* START *

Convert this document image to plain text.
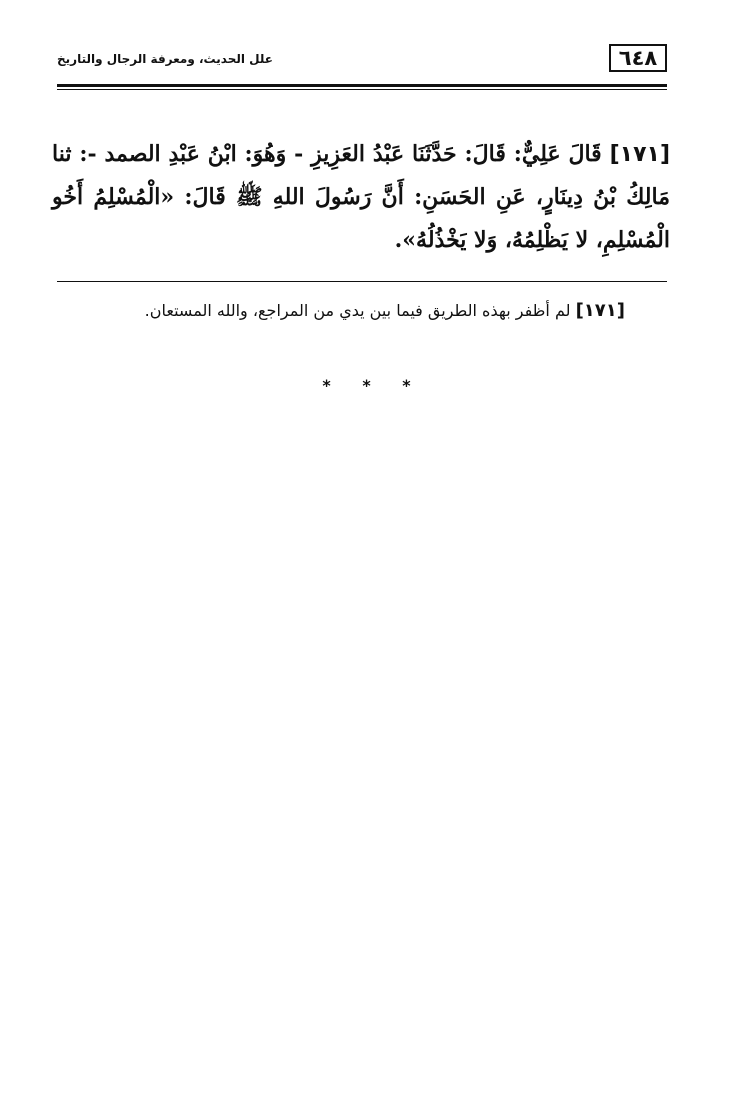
٦٤٨
علل الحديث، ومعرفة الرجال والتاريخ
[١٧١] قَالَ عَلِيٌّ: قَالَ: حَدَّثَنَا عَبْدُ العَزِيزِ - وَهُوَ: ابْنُ عَبْدِ الصمد -: ثنا مَالِكُ بْنُ دِينَارٍ، عَنِ الحَسَنِ: أَنَّ رَسُولَ اللهِ ﷺ قَالَ: «الْمُسْلِمُ أَخُو الْمُسْلِمِ، لا يَظْلِمُهُ، وَلا يَخْذُلُهُ».
[١٧١] لم أظفر بهذه الطريق فيما بين يدي من المراجع، والله المستعان.
* * *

* END *

- _DIRECTION_
Repeat the lines above exactly, and keep every picture out.

- _FULL SOLUTION_
Convert this document image to plain text.
٦٤٨
علل الحديث، ومعرفة الرجال والتاريخ
[١٧١] قَالَ عَلِيٌّ: قَالَ: حَدَّثَنَا عَبْدُ العَزِيزِ - وَهُوَ: ابْنُ عَبْدِ الصمد -: ثنا مَالِكُ بْنُ دِينَارٍ، عَنِ الحَسَنِ: أَنَّ رَسُولَ اللهِ ﷺ قَالَ: «الْمُسْلِمُ أَخُو الْمُسْلِمِ، لا يَظْلِمُهُ، وَلا يَخْذُلُهُ».
[١٧١] لم أظفر بهذه الطريق فيما بين يدي من المراجع، والله المستعان.
* * *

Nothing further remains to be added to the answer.